--- Start of MATERIAL FOR THE TASK ---

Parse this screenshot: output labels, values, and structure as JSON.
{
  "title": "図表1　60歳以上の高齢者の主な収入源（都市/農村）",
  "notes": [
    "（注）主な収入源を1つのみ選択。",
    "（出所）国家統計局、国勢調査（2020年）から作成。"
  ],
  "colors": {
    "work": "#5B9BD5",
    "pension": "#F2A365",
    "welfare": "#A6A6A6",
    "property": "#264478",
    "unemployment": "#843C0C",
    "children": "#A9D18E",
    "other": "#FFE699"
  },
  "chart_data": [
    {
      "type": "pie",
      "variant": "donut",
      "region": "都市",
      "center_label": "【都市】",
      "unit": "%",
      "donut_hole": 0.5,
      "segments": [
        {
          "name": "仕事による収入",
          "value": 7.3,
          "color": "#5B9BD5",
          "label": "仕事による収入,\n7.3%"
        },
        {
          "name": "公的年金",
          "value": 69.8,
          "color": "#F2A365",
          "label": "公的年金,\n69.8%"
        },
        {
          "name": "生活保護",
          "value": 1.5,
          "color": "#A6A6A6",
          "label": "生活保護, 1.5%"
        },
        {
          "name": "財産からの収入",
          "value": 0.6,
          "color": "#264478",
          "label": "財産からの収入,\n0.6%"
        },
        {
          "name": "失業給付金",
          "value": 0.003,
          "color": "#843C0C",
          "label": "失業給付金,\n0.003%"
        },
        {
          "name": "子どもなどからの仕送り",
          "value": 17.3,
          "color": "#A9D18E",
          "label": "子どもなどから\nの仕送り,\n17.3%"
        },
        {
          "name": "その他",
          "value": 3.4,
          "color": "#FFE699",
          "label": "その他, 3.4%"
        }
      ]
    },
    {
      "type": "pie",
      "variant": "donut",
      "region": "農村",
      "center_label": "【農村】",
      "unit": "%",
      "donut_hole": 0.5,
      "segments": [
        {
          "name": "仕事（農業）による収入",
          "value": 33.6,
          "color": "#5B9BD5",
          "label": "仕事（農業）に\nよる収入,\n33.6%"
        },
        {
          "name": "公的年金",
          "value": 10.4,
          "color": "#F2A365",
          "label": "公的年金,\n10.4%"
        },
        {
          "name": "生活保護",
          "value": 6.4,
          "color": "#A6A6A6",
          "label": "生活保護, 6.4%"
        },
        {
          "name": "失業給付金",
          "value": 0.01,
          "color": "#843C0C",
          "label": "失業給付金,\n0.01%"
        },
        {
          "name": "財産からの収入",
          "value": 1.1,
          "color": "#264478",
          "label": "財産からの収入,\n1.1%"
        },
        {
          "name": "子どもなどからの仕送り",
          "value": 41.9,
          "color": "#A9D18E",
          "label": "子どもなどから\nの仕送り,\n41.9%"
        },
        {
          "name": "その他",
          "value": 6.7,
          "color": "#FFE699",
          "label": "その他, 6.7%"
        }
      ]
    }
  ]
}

--- End of MATERIAL FOR THE TASK ---

## TASK
Exactly reproduce every line of the data above.

## REPLY TO THE EXERCISE
Parse this screenshot: output labels, values, and structure as JSON.
{
  "title": "図表1　60歳以上の高齢者の主な収入源（都市/農村）",
  "notes": [
    "（注）主な収入源を1つのみ選択。",
    "（出所）国家統計局、国勢調査（2020年）から作成。"
  ],
  "colors": {
    "work": "#5B9BD5",
    "pension": "#F2A365",
    "welfare": "#A6A6A6",
    "property": "#264478",
    "unemployment": "#843C0C",
    "children": "#A9D18E",
    "other": "#FFE699"
  },
  "chart_data": [
    {
      "type": "pie",
      "variant": "donut",
      "region": "都市",
      "center_label": "【都市】",
      "unit": "%",
      "donut_hole": 0.5,
      "segments": [
        {
          "name": "仕事による収入",
          "value": 7.3,
          "color": "#5B9BD5",
          "label": "仕事による収入,\n7.3%"
        },
        {
          "name": "公的年金",
          "value": 69.8,
          "color": "#F2A365",
          "label": "公的年金,\n69.8%"
        },
        {
          "name": "生活保護",
          "value": 1.5,
          "color": "#A6A6A6",
          "label": "生活保護, 1.5%"
        },
        {
          "name": "財産からの収入",
          "value": 0.6,
          "color": "#264478",
          "label": "財産からの収入,\n0.6%"
        },
        {
          "name": "失業給付金",
          "value": 0.003,
          "color": "#843C0C",
          "label": "失業給付金,\n0.003%"
        },
        {
          "name": "子どもなどからの仕送り",
          "value": 17.3,
          "color": "#A9D18E",
          "label": "子どもなどから\nの仕送り,\n17.3%"
        },
        {
          "name": "その他",
          "value": 3.4,
          "color": "#FFE699",
          "label": "その他, 3.4%"
        }
      ]
    },
    {
      "type": "pie",
      "variant": "donut",
      "region": "農村",
      "center_label": "【農村】",
      "unit": "%",
      "donut_hole": 0.5,
      "segments": [
        {
          "name": "仕事（農業）による収入",
          "value": 33.6,
          "color": "#5B9BD5",
          "label": "仕事（農業）に\nよる収入,\n33.6%"
        },
        {
          "name": "公的年金",
          "value": 10.4,
          "color": "#F2A365",
          "label": "公的年金,\n10.4%"
        },
        {
          "name": "生活保護",
          "value": 6.4,
          "color": "#A6A6A6",
          "label": "生活保護, 6.4%"
        },
        {
          "name": "失業給付金",
          "value": 0.01,
          "color": "#843C0C",
          "label": "失業給付金,\n0.01%"
        },
        {
          "name": "財産からの収入",
          "value": 1.1,
          "color": "#264478",
          "label": "財産からの収入,\n1.1%"
        },
        {
          "name": "子どもなどからの仕送り",
          "value": 41.9,
          "color": "#A9D18E",
          "label": "子どもなどから\nの仕送り,\n41.9%"
        },
        {
          "name": "その他",
          "value": 6.7,
          "color": "#FFE699",
          "label": "その他, 6.7%"
        }
      ]
    }
  ]
}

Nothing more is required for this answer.